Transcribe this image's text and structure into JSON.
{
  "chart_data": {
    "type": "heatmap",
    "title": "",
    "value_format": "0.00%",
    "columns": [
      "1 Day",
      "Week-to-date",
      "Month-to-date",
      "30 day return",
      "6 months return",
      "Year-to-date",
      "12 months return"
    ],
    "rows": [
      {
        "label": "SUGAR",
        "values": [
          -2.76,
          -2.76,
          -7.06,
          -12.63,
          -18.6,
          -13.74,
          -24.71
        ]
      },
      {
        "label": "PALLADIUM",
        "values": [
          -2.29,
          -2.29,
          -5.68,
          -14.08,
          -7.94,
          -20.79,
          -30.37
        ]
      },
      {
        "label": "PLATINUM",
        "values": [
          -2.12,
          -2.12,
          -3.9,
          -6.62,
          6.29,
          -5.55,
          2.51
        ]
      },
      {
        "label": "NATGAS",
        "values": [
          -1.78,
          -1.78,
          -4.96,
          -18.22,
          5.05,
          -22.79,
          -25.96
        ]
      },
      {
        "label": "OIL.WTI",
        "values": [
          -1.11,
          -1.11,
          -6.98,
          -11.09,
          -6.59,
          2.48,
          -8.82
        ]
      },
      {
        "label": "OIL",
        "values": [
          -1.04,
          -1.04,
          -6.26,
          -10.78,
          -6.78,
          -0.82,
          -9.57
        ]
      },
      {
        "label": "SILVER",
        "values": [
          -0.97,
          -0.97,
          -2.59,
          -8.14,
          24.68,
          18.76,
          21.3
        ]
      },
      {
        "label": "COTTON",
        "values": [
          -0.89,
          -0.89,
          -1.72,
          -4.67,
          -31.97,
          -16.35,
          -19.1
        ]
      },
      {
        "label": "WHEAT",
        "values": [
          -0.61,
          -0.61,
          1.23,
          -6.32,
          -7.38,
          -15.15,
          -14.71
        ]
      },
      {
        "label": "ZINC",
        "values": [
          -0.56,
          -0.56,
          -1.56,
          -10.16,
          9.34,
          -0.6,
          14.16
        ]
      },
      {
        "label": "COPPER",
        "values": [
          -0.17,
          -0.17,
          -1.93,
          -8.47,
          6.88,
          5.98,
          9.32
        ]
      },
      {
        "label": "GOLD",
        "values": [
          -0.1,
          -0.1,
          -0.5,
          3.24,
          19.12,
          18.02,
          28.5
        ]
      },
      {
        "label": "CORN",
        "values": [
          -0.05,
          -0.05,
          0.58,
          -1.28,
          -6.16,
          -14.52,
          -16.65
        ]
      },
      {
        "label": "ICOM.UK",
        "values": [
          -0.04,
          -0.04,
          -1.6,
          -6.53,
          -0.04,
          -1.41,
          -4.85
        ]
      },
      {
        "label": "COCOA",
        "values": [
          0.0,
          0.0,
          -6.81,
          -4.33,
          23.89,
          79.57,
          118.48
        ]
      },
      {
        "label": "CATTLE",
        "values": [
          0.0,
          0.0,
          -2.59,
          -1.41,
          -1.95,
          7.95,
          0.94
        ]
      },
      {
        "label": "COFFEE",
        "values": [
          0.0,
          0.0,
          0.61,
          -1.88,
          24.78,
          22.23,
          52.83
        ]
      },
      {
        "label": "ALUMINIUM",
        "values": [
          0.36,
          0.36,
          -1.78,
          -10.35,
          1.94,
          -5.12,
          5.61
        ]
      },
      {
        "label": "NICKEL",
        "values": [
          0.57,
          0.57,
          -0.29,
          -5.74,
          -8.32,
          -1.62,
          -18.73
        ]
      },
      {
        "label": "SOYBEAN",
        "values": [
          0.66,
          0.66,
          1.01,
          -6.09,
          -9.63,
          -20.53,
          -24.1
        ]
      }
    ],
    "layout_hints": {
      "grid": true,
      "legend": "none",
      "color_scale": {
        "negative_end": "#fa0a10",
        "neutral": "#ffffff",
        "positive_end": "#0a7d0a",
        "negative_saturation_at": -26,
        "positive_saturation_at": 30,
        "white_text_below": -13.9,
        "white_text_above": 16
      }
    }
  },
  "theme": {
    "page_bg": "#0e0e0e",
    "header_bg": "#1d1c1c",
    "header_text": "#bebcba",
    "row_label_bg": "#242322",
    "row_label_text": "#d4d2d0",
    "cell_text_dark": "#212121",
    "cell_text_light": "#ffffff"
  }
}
══════
* Goal of the exercise: Write out each line of the data above again, exactly as given.

* Answer to this problem:
Transcribe this image's text and structure into JSON.
{
  "chart_data": {
    "type": "heatmap",
    "title": "",
    "value_format": "0.00%",
    "columns": [
      "1 Day",
      "Week-to-date",
      "Month-to-date",
      "30 day return",
      "6 months return",
      "Year-to-date",
      "12 months return"
    ],
    "rows": [
      {
        "label": "SUGAR",
        "values": [
          -2.76,
          -2.76,
          -7.06,
          -12.63,
          -18.6,
          -13.74,
          -24.71
        ]
      },
      {
        "label": "PALLADIUM",
        "values": [
          -2.29,
          -2.29,
          -5.68,
          -14.08,
          -7.94,
          -20.79,
          -30.37
        ]
      },
      {
        "label": "PLATINUM",
        "values": [
          -2.12,
          -2.12,
          -3.9,
          -6.62,
          6.29,
          -5.55,
          2.51
        ]
      },
      {
        "label": "NATGAS",
        "values": [
          -1.78,
          -1.78,
          -4.96,
          -18.22,
          5.05,
          -22.79,
          -25.96
        ]
      },
      {
        "label": "OIL.WTI",
        "values": [
          -1.11,
          -1.11,
          -6.98,
          -11.09,
          -6.59,
          2.48,
          -8.82
        ]
      },
      {
        "label": "OIL",
        "values": [
          -1.04,
          -1.04,
          -6.26,
          -10.78,
          -6.78,
          -0.82,
          -9.57
        ]
      },
      {
        "label": "SILVER",
        "values": [
          -0.97,
          -0.97,
          -2.59,
          -8.14,
          24.68,
          18.76,
          21.3
        ]
      },
      {
        "label": "COTTON",
        "values": [
          -0.89,
          -0.89,
          -1.72,
          -4.67,
          -31.97,
          -16.35,
          -19.1
        ]
      },
      {
        "label": "WHEAT",
        "values": [
          -0.61,
          -0.61,
          1.23,
          -6.32,
          -7.38,
          -15.15,
          -14.71
        ]
      },
      {
        "label": "ZINC",
        "values": [
          -0.56,
          -0.56,
          -1.56,
          -10.16,
          9.34,
          -0.6,
          14.16
        ]
      },
      {
        "label": "COPPER",
        "values": [
          -0.17,
          -0.17,
          -1.93,
          -8.47,
          6.88,
          5.98,
          9.32
        ]
      },
      {
        "label": "GOLD",
        "values": [
          -0.1,
          -0.1,
          -0.5,
          3.24,
          19.12,
          18.02,
          28.5
        ]
      },
      {
        "label": "CORN",
        "values": [
          -0.05,
          -0.05,
          0.58,
          -1.28,
          -6.16,
          -14.52,
          -16.65
        ]
      },
      {
        "label": "ICOM.UK",
        "values": [
          -0.04,
          -0.04,
          -1.6,
          -6.53,
          -0.04,
          -1.41,
          -4.85
        ]
      },
      {
        "label": "COCOA",
        "values": [
          0.0,
          0.0,
          -6.81,
          -4.33,
          23.89,
          79.57,
          118.48
        ]
      },
      {
        "label": "CATTLE",
        "values": [
          0.0,
          0.0,
          -2.59,
          -1.41,
          -1.95,
          7.95,
          0.94
        ]
      },
      {
        "label": "COFFEE",
        "values": [
          0.0,
          0.0,
          0.61,
          -1.88,
          24.78,
          22.23,
          52.83
        ]
      },
      {
        "label": "ALUMINIUM",
        "values": [
          0.36,
          0.36,
          -1.78,
          -10.35,
          1.94,
          -5.12,
          5.61
        ]
      },
      {
        "label": "NICKEL",
        "values": [
          0.57,
          0.57,
          -0.29,
          -5.74,
          -8.32,
          -1.62,
          -18.73
        ]
      },
      {
        "label": "SOYBEAN",
        "values": [
          0.66,
          0.66,
          1.01,
          -6.09,
          -9.63,
          -20.53,
          -24.1
        ]
      }
    ],
    "layout_hints": {
      "grid": true,
      "legend": "none",
      "color_scale": {
        "negative_end": "#fa0a10",
        "neutral": "#ffffff",
        "positive_end": "#0a7d0a",
        "negative_saturation_at": -26,
        "positive_saturation_at": 30,
        "white_text_below": -13.9,
        "white_text_above": 16
      }
    }
  },
  "theme": {
    "page_bg": "#0e0e0e",
    "header_bg": "#1d1c1c",
    "header_text": "#bebcba",
    "row_label_bg": "#242322",
    "row_label_text": "#d4d2d0",
    "cell_text_dark": "#212121",
    "cell_text_light": "#ffffff"
  }
}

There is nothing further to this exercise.